Saved entries
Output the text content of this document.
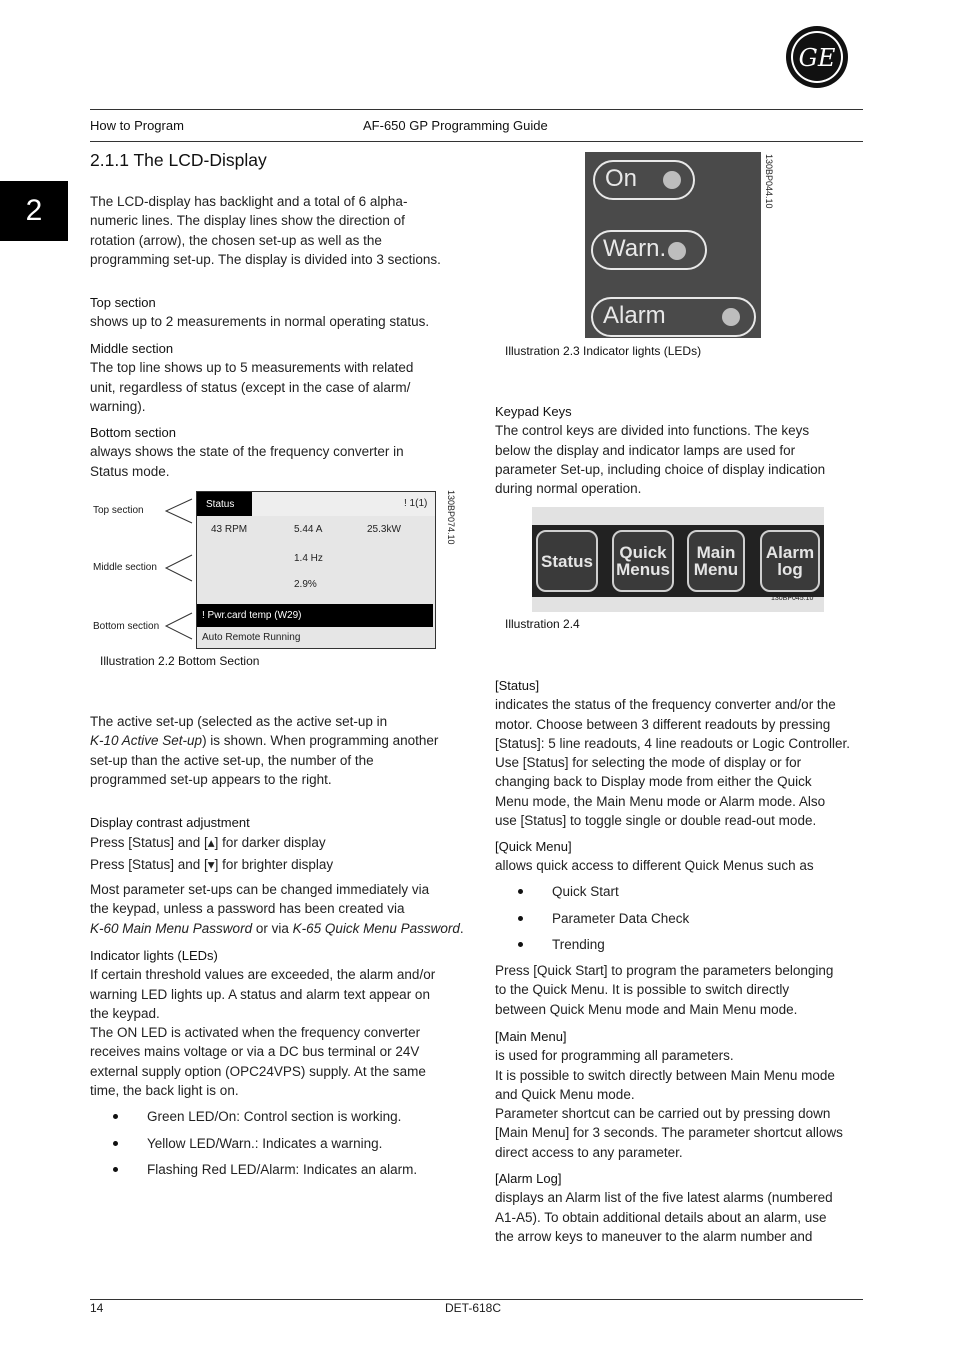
GE
How to Program	AF-650 GP Programming Guide
2
2.1.1 The LCD-Display

The LCD-display has backlight and a total of 6 alpha-

numeric lines. The display lines show the direction of

rotation (arrow), the chosen set-up as well as the

programming set-up. The display is divided into 3 sections.

Top section

shows up to 2 measurements in normal operating status.

Middle section

The top line shows up to 5 measurements with related

unit, regardless of status (except in the case of alarm/

warning).

Bottom section

always shows the state of the frequency converter in

Status mode.

Top section
Middle section
Bottom section
Status	! 1(1)
43 RPM	5.44 A	25.3kW
1.4 Hz
2.9%
! Pwr.card temp (W29)
Auto Remote Running
130BP074.10
Illustration 2.2 Bottom Section

The active set-up (selected as the active set-up in

K-10 Active Set-up) is shown. When programming another

set-up than the active set-up, the number of the

programmed set-up appears to the right.

Display contrast adjustment

Press [Status] and [▴] for darker display

Press [Status] and [▾] for brighter display

Most parameter set-ups can be changed immediately via

the keypad, unless a password has been created via

K-60 Main Menu Password or via K-65 Quick Menu Password.

Indicator lights (LEDs)

If certain threshold values are exceeded, the alarm and/or

warning LED lights up. A status and alarm text appear on

the keypad.

The ON LED is activated when the frequency converter

receives mains voltage or via a DC bus terminal or 24V

external supply option (OPC24VPS) supply. At the same

time, the back light is on.

Green LED/On: Control section is working.
Yellow LED/Warn.: Indicates a warning.
Flashing Red LED/Alarm: Indicates an alarm.
On
Warn.
Alarm
130BP044.10
Illustration 2.3 Indicator lights (LEDs)

Keypad Keys

The control keys are divided into functions. The keys

below the display and indicator lamps are used for

parameter Set-up, including choice of display indication

during normal operation.

Status Quick
Menus
Main
Menu
Alarm
log
130BP045.10
Illustration 2.4

[Status]

indicates the status of the frequency converter and/or the

motor. Choose between 3 different readouts by pressing

[Status]: 5 line readouts, 4 line readouts or Logic Controller.

Use [Status] for selecting the mode of display or for

changing back to Display mode from either the Quick

Menu mode, the Main Menu mode or Alarm mode. Also

use [Status] to toggle single or double read-out mode.

[Quick Menu]

allows quick access to different Quick Menus such as

Quick Start
Parameter Data Check
Trending

Press [Quick Start] to program the parameters belonging

to the Quick Menu. It is possible to switch directly

between Quick Menu mode and Main Menu mode.

[Main Menu]

is used for programming all parameters.

It is possible to switch directly between Main Menu mode

and Quick Menu mode.

Parameter shortcut can be carried out by pressing down

[Main Menu] for 3 seconds. The parameter shortcut allows

direct access to any parameter.

[Alarm Log]

displays an Alarm list of the five latest alarms (numbered

A1-A5). To obtain additional details about an alarm, use

the arrow keys to maneuver to the alarm number and

14	DET-618C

> [EXERCISE REQUIREMENTS]: Each line in the entries above that includes the string "switch" should be extracted.

> [RESPONSE TO THIS EXERCISE]:
to the Quick Menu. It is possible to switch directly
It is possible to switch directly between Main Menu mode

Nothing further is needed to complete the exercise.